** START OF Material provided **

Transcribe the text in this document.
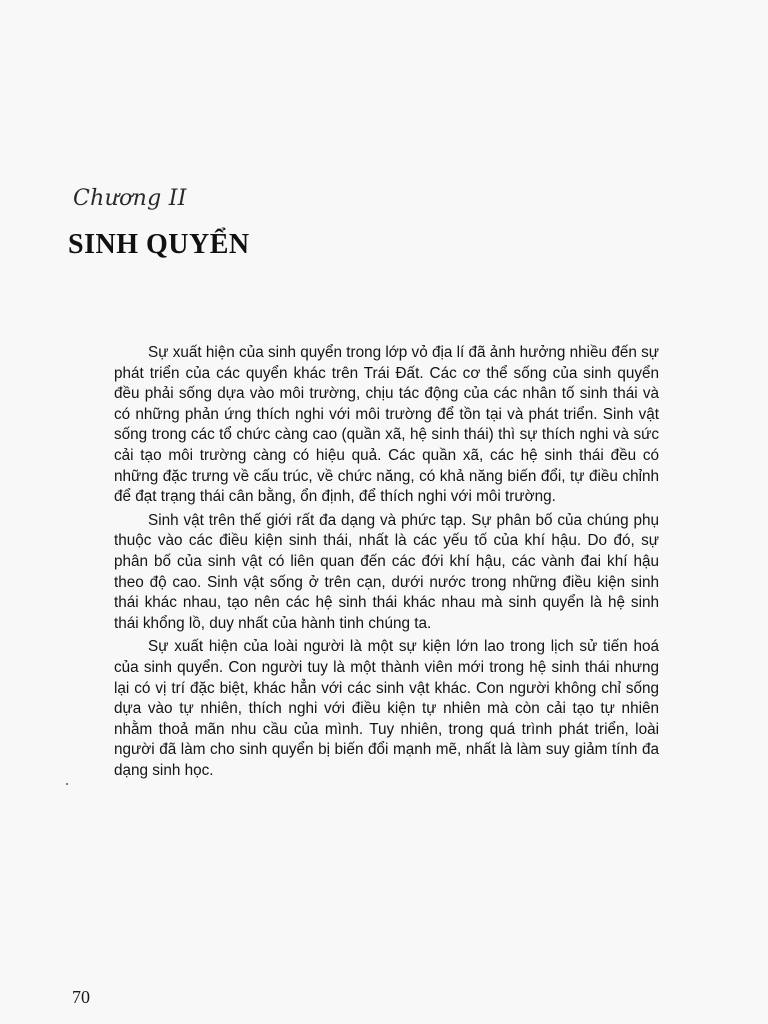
Chương II
SINH QUYỂN

Sự xuất hiện của sinh quyển trong lớp vỏ địa lí đã ảnh hưởng nhiều đến sự phát triển của các quyển khác trên Trái Đất. Các cơ thể sống của sinh quyển đều phải sống dựa vào môi trường, chịu tác động của các nhân tố sinh thái và có những phản ứng thích nghi với môi trường để tồn tại và phát triển. Sinh vật sống trong các tổ chức càng cao (quần xã, hệ sinh thái) thì sự thích nghi và sức cải tạo môi trường càng có hiệu quả. Các quần xã, các hệ sinh thái đều có những đặc trưng về cấu trúc, về chức năng, có khả năng biến đổi, tự điều chỉnh để đạt trạng thái cân bằng, ổn định, để thích nghi với môi trường.

Sinh vật trên thế giới rất đa dạng và phức tạp. Sự phân bố của chúng phụ thuộc vào các điều kiện sinh thái, nhất là các yếu tố của khí hậu. Do đó, sự phân bố của sinh vật có liên quan đến các đới khí hậu, các vành đai khí hậu theo độ cao. Sinh vật sống ở trên cạn, dưới nước trong những điều kiện sinh thái khác nhau, tạo nên các hệ sinh thái khác nhau mà sinh quyển là hệ sinh thái khổng lồ, duy nhất của hành tinh chúng ta.

Sự xuất hiện của loài người là một sự kiện lớn lao trong lịch sử tiến hoá của sinh quyển. Con người tuy là một thành viên mới trong hệ sinh thái nhưng lại có vị trí đặc biệt, khác hẳn với các sinh vật khác. Con người không chỉ sống dựa vào tự nhiên, thích nghi với điều kiện tự nhiên mà còn cải tạo tự nhiên nhằm thoả mãn nhu cầu của mình. Tuy nhiên, trong quá trình phát triển, loài người đã làm cho sinh quyển bị biến đổi mạnh mẽ, nhất là làm suy giảm tính đa dạng sinh học.

70
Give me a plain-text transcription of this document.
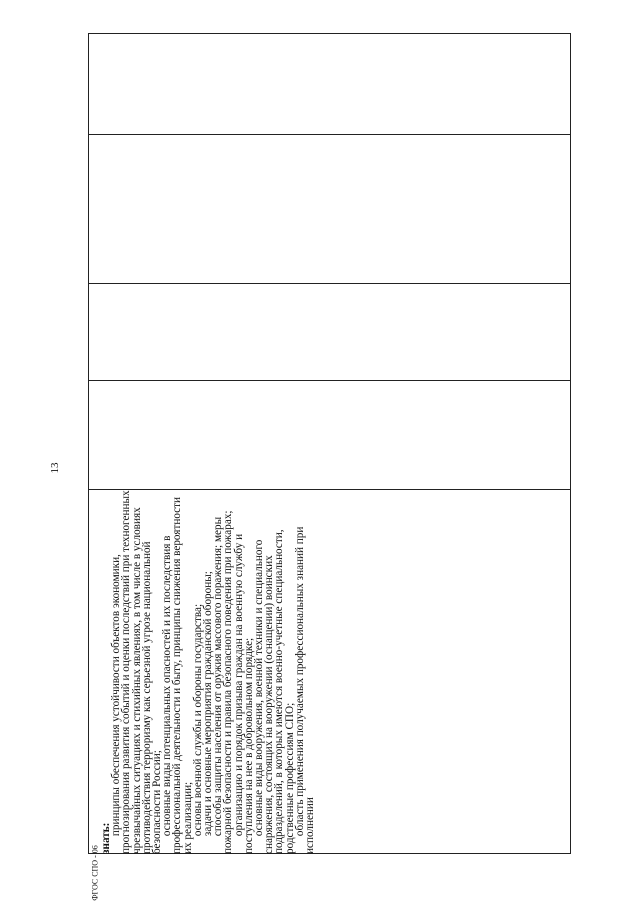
13
ФГОС СПО - 06
знать:

принципы обеспечения устойчивости объектов экономики, прогнозирования развития событий и оценки последствий при техногенных чрезвычайных ситуациях и стихийных явлениях, в том числе в условиях противодействия терроризму как серьезной угрозе национальной безопасности России;

основные виды потенциальных опасностей и их последствия в профессиональной деятельности и быту, принципы снижения вероятности их реализации;

основы военной службы и обороны государства;

задачи и основные мероприятия гражданской обороны;

способы защиты населения от оружия массового поражения; меры пожарной безопасности и правила безопасного поведения при пожарах;

организацию и порядок призыва граждан на военную службу и поступления на нее в добровольном порядке;

основные виды вооружения, военной техники и специального снаряжения, состоящих на вооружении (оснащении) воинских подразделений, в которых имеются военно-учетные специальности, родственные профессиям СПО;

область применения получаемых профессиональных знаний при исполнении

** END OF Material provided **

**Instruction:** Locate all lines holding the word "text", then copy them out.

**Completed task:**
Transcribe the text in this document.
Give me a plain-text transcription of this document.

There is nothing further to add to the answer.